┏━━

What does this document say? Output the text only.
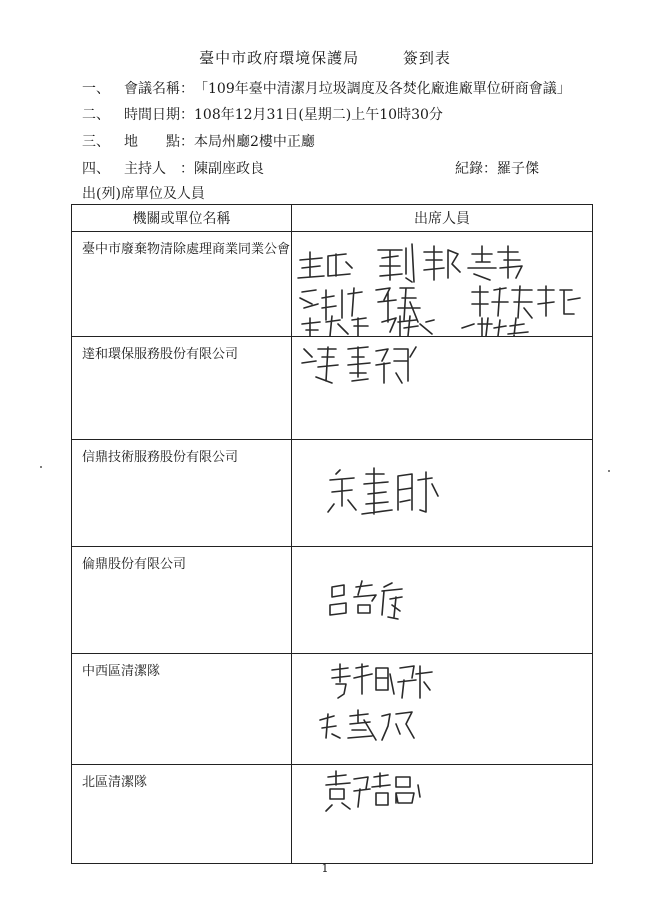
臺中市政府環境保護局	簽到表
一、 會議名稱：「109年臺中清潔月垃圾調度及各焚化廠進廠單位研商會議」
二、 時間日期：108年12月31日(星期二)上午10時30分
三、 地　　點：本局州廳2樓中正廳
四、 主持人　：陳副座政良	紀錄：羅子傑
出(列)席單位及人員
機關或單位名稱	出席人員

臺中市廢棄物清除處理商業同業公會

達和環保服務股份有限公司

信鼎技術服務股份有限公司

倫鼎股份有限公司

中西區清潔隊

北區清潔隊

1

┗━━

WHAT YOU HAVE TO DO: Make an exact copy of all entries above, dropping the images.

PROBLEM SOLUTION:
What does this document say? Output the text only.
臺中市政府環境保護局	簽到表
一、 會議名稱：「109年臺中清潔月垃圾調度及各焚化廠進廠單位研商會議」
二、 時間日期：108年12月31日(星期二)上午10時30分
三、 地　　點：本局州廳2樓中正廳
四、 主持人　：陳副座政良	紀錄：羅子傑
出(列)席單位及人員
機關或單位名稱	出席人員

臺中市廢棄物清除處理商業同業公會

達和環保服務股份有限公司

信鼎技術服務股份有限公司

倫鼎股份有限公司

中西區清潔隊

北區清潔隊

1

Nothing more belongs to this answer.